Adam J. Lewis grew up poor, in the Bronx. But he seized the educational opportunities he was given — scholarships to Dalton, then Hamilton College — and made a great, successful and fulfilling life for himself.
Then, on September 11, 2001 he was killed at his World Trade Center desk.
Out of the ashes of his life, the people who loved Adam — his wife and many friends — built a superbly fitting tribute.
Patty Lewis and Westporter Julie Mombello — friends from their days working together at Greens Farms Academy — knew the importance of pre-school education.
In Westport, pre-school — where children explore the world using all their senses, and learn letters, numbers, scientific observation, music, art, language, problem-solving, cooperation, coordination and many other skills — is a given. That’s far less true in Bridgeport, where the cost of preschool can be daunting.
Patty and Julie vowed to do what they could to give little children just a few miles from Westport the same advantages their own kids had.
The Adam J. Lewis Pre-School was born. And — despite daunting obstacles including fundraising, site selection and city bureaucracy — it has thrived since opening last December.

Region and label listings:
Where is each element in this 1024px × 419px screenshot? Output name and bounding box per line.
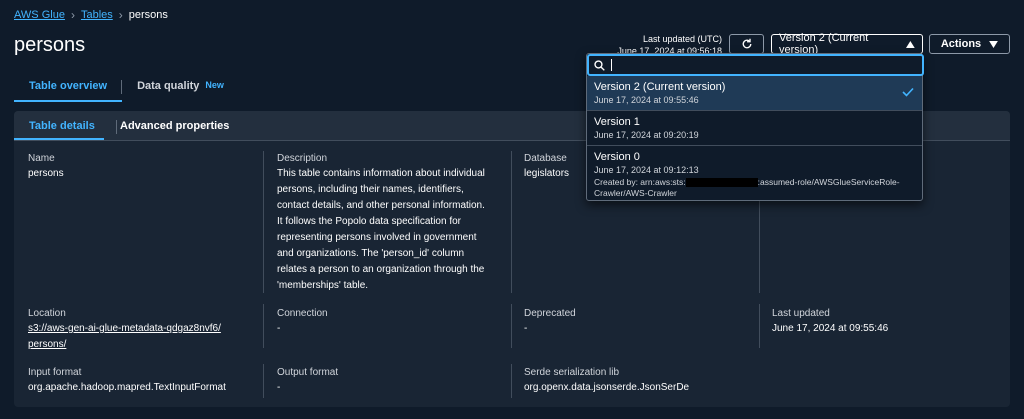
top-tabs: Table overview Data quality New (14, 80, 239, 102)
column-divider (759, 304, 760, 348)
version-option-date: June 17, 2024 at 09:12:13 (594, 165, 699, 175)
last-updated-value: June 17, 2024 at 09:55:46 (772, 323, 889, 334)
tab-table-details[interactable]: Table details (29, 120, 95, 132)
version-option-title: Version 0 (594, 151, 640, 163)
version-option-date: June 17, 2024 at 09:55:46 (594, 95, 699, 105)
actions-button[interactable]: Actions (929, 34, 1010, 54)
name-label: Name (28, 153, 55, 164)
deprecated-label: Deprecated (524, 308, 576, 319)
active-tab-indicator (14, 138, 104, 140)
refresh-button[interactable] (729, 34, 764, 54)
output-format-label: Output format (277, 367, 339, 378)
location-link[interactable]: s3://aws-gen-ai-glue-metadata-qdgaz8nvf6… (28, 321, 221, 353)
description-line: 'memberships' table. (277, 280, 369, 291)
connection-value: - (277, 323, 281, 334)
version-select[interactable]: Version 2 (Current version) (771, 32, 923, 56)
name-value: persons (28, 168, 64, 179)
column-divider (263, 364, 264, 398)
description-line2: Crawler/AWS-Crawler (594, 188, 677, 198)
breadcrumb-aws-glue-link[interactable]: AWS Glue (14, 9, 65, 21)
refresh-icon (742, 38, 751, 49)
column-divider (511, 151, 512, 293)
tab-divider (116, 120, 117, 134)
description-line: representing persons involved in governm… (277, 232, 477, 243)
breadcrumb: AWS Glue › Tables › persons (14, 8, 168, 22)
tab-table-overview[interactable]: Table overview (14, 80, 123, 102)
column-divider (263, 304, 264, 348)
location-line: persons/ (28, 339, 67, 350)
tab-label: Table overview (29, 80, 108, 92)
description-value: This table contains information about in… (277, 166, 507, 294)
version-search-box[interactable] (587, 54, 924, 76)
version-option-title: Version 2 (Current version) (594, 81, 726, 93)
version-option-0[interactable]: Version 0 June 17, 2024 at 09:12:13 Crea… (587, 146, 922, 200)
description-label: Description (277, 153, 328, 164)
page-title: persons (14, 34, 86, 56)
search-icon (594, 59, 605, 71)
version-option-2[interactable]: Version 2 (Current version) June 17, 202… (587, 76, 922, 110)
serde-value: org.openx.data.jsonserde.JsonSerDe (524, 382, 690, 393)
version-search-input[interactable] (618, 59, 908, 71)
deprecated-value: - (524, 323, 528, 334)
database-link[interactable]: legislators (524, 166, 569, 182)
last-updated-label: Last updated (UTC) (642, 34, 722, 44)
version-option-1[interactable]: Version 1 June 17, 2024 at 09:20:19 (587, 111, 922, 146)
output-format-value: - (277, 382, 281, 393)
location-label: Location (28, 308, 66, 319)
tab-label: Data quality (137, 80, 200, 92)
redacted-block (685, 178, 758, 188)
description-line: and organizations. The 'person_id' colum… (277, 248, 465, 259)
caret-up-icon (906, 40, 915, 48)
description-suffix: :assumed-role/AWSGlueServiceRole- (757, 177, 900, 187)
version-option-description: Created by: arn:aws:sts: :assumed-role/AW… (594, 177, 914, 199)
description-line: It follows the Popolo data specification… (277, 216, 461, 227)
version-dropdown: Version 2 (Current version) June 17, 202… (586, 53, 924, 201)
location-line: s3://aws-gen-ai-glue-metadata-qdgaz8nvf6… (28, 323, 221, 334)
column-divider (511, 304, 512, 348)
caret-down-icon (989, 40, 999, 48)
breadcrumb-current: persons (128, 9, 168, 21)
column-divider (263, 151, 264, 293)
description-line: contact details, and other personal info… (277, 200, 485, 211)
version-option-title: Version 1 (594, 116, 640, 128)
input-format-value: org.apache.hadoop.mapred.TextInputFormat (28, 382, 226, 393)
text-cursor (611, 59, 612, 71)
last-updated-label: Last updated (772, 308, 830, 319)
new-badge: New (205, 80, 224, 90)
chevron-right-icon: › (118, 8, 123, 22)
description-prefix: Created by: arn:aws:sts: (594, 177, 686, 187)
tab-data-quality[interactable]: Data quality New (122, 80, 239, 102)
actions-label: Actions (940, 38, 982, 50)
database-label: Database (524, 153, 567, 164)
serde-label: Serde serialization lib (524, 367, 620, 378)
description-line: This table contains information about in… (277, 168, 485, 179)
tab-advanced-properties[interactable]: Advanced properties (120, 120, 229, 132)
input-format-label: Input format (28, 367, 82, 378)
version-option-date: June 17, 2024 at 09:20:19 (594, 130, 699, 140)
description-line: relates a person to an organization thro… (277, 264, 485, 275)
checkmark-icon (902, 87, 914, 97)
breadcrumb-tables-link[interactable]: Tables (81, 9, 113, 21)
connection-label: Connection (277, 308, 328, 319)
description-line: persons, including their names, identifi… (277, 184, 464, 195)
column-divider (511, 364, 512, 398)
chevron-right-icon: › (70, 8, 75, 22)
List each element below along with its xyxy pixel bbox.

= Tasks to carry out =
#1 According to the text about the Adam J. Lewis Pre-School, what obstacles did the school face? List them all.
#2 Rewrite the lines of the records that begin with the line containing "top-tabs: Table overview" and end after the line containing "version-option-title: Version 0", changing "column-divider" to "column-separator" and keeping everything else the same.
The text and the records have nothing to do with each other.

= Results of the exercise =
#1 Fundraising, site selection, and city bureaucracy.

#2
top-tabs: Table overview Data quality New (14, 80, 239, 102)
column-separator (759, 304, 760, 348)
version-option-date: June 17, 2024 at 09:12:13 (594, 165, 699, 175)
last-updated-value: June 17, 2024 at 09:55:46 (772, 323, 889, 334)
tab-table-details[interactable]: Table details (29, 120, 95, 132)
version-option-title: Version 0 (594, 151, 640, 163)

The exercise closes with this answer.